Extracted data entries:
+ + + + +
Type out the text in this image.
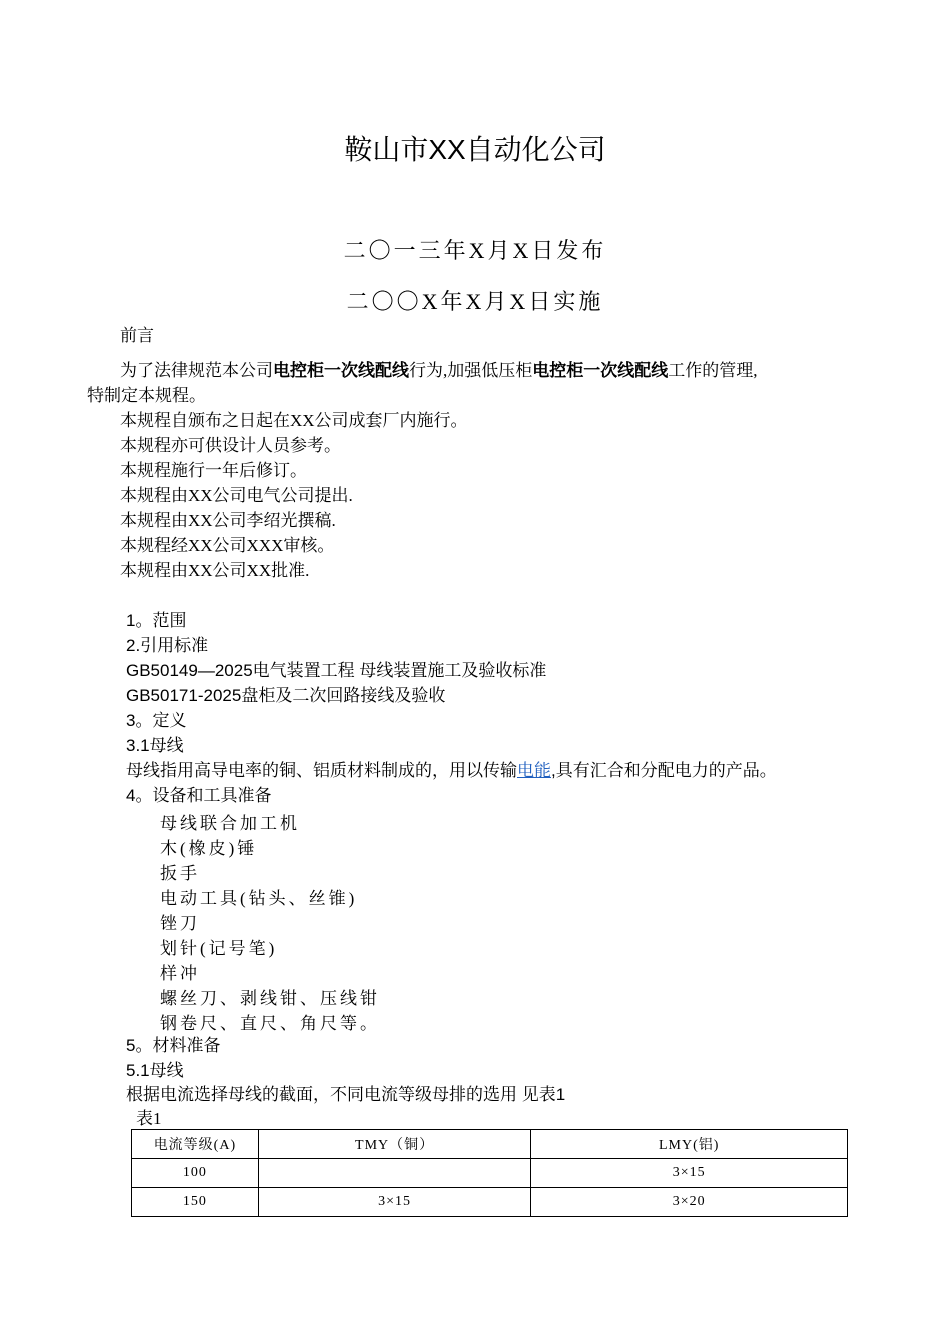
鞍山市XX自动化公司
二〇一三年X月X日发布
二〇〇X年X月X日实施
前言
为了法律规范本公司电控柜一次线配线行为,加强低压柜电控柜一次线配线工作的管理,
特制定本规程。
本规程自颁布之日起在XX公司成套厂内施行。
本规程亦可供设计人员参考。
本规程施行一年后修订。
本规程由XX公司电气公司提出.
本规程由XX公司李绍光撰稿.
本规程经XX公司XXX审核。
本规程由XX公司XX批准.
1。范围
2.引用标准
GB50149—2025电气装置工程 母线装置施工及验收标准
GB50171-2025盘柜及二次回路接线及验收
3。定义
3.1母线
母线指用高导电率的铜、铝质材料制成的，用以传输电能,具有汇合和分配电力的产品。
4。设备和工具准备
母线联合加工机
木(橡皮)锤
扳手
电动工具(钻头、丝锥)
锉刀
划针(记号笔)
样冲
螺丝刀、剥线钳、压线钳
钢卷尺、直尺、角尺等。
5。材料准备
5.1母线
根据电流选择母线的截面，不同电流等级母排的选用 见表1
表1
电流等级(A)	TMY（铜）	LMY(铝)
100		3×15
150	3×15	3×20
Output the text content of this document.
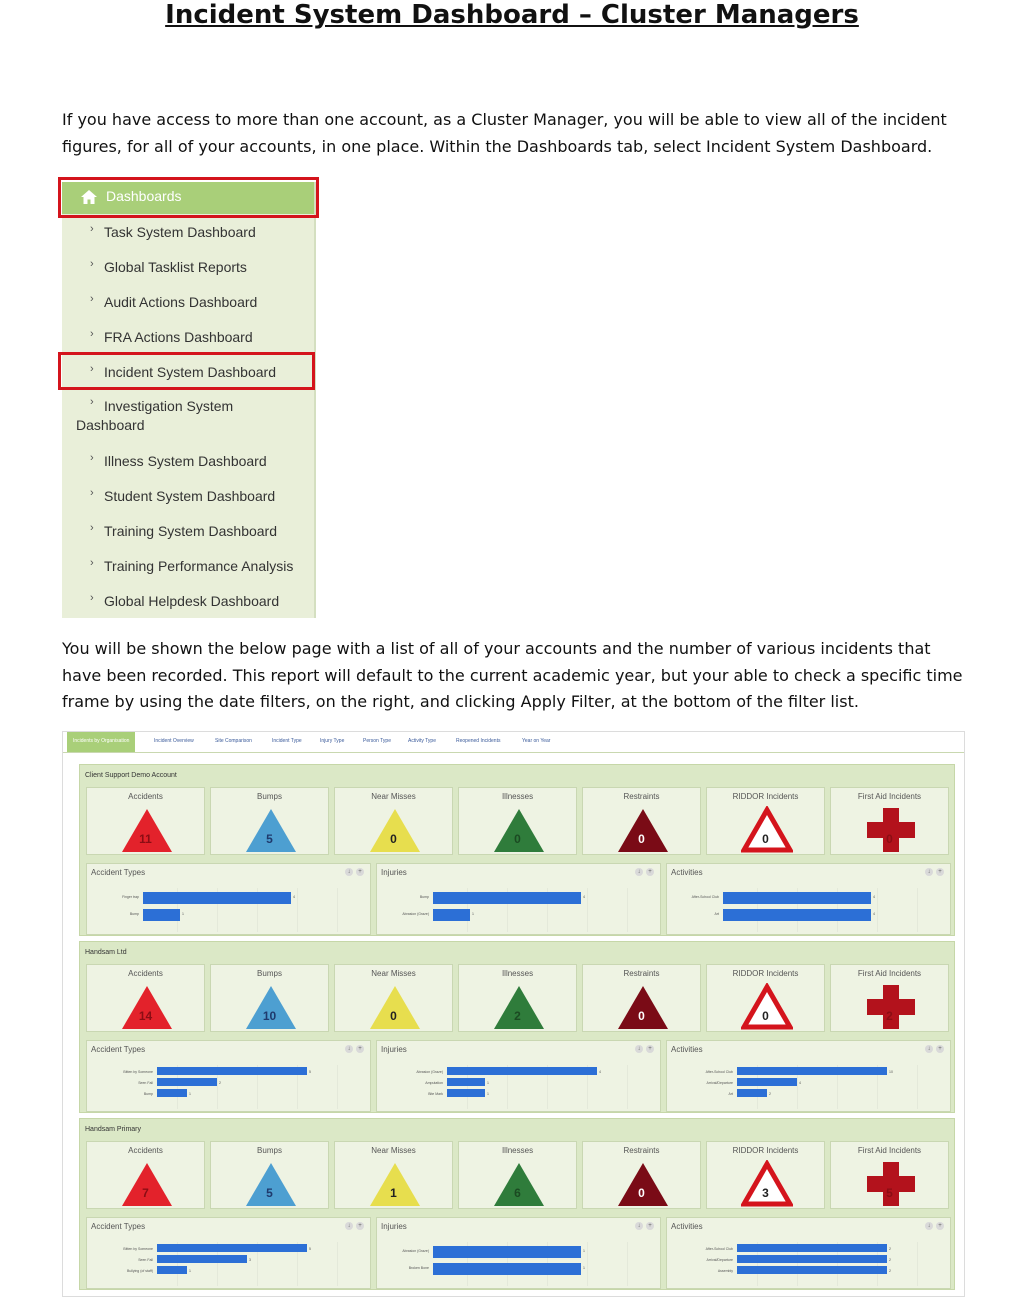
Incident System Dashboard – Cluster Managers
If you have access to more than one account, as a Cluster Manager, you will be able to view all of the incident figures, for all of your accounts, in one place. Within the Dashboards tab, select Incident System Dashboard.
Dashboards
› Task System Dashboard
› Global Tasklist Reports
› Audit Actions Dashboard
› FRA Actions Dashboard
› Incident System Dashboard
› Investigation System Dashboard
› Illness System Dashboard
› Student System Dashboard
› Training System Dashboard
› Training Performance Analysis
› Global Helpdesk Dashboard
You will be shown the below page with a list of all of your accounts and the number of various incidents that have been recorded. This report will default to the current academic year, but your able to check a specific time frame by using the date filters, on the right, and clicking Apply Filter, at the bottom of the filter list.
Incidents by Organisation	Incident Overview	Site Comparison	Incident Type	Injury Type	Person Type	Activity Type	Reopened Incidents	Year on Year
Client Support Demo Account
Accidents
11
Bumps
5
Near Misses
0
Illnesses
0
Restraints
0
RIDDOR Incidents
0
First Aid Incidents
0
Accident Types	↓	+
Finger trap	4
Bump	1
Injuries	↓	+
Bump	4
Abrasion (Graze)	1
Activities	↓	+
After-School Club	4
Art	4
Handsam Ltd
Accidents
14
Bumps
10
Near Misses
0
Illnesses
2
Restraints
0
RIDDOR Incidents
0
First Aid Incidents
2
Accident Types	↓	+
Bitten by Someone	5
Seen Fall	2
Bump	1
Injuries	↓	+
Abrasion (Graze)	4
Amputation	1
Bite Mark	1
Activities	↓	+
After-School Club	10
Arrival/Departure	4
Art	2
Handsam Primary
Accidents
7
Bumps
5
Near Misses
1
Illnesses
6
Restraints
0
RIDDOR Incidents
3
First Aid Incidents
5
Accident Types	↓	+
Bitten by Someone	5
Seen Fall	3
Bullying (of staff)	1
Injuries	↓	+
Abrasion (Graze)	1
Broken Bone	1
Activities	↓	+
After-School Club	2
Arrival/Departure	2
Assembly	2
+ + + + +
> _JOB_: Make a tally of the lines in this data that include the string "have", and answer with that tally alone.

> _THE OUTPUT_: 2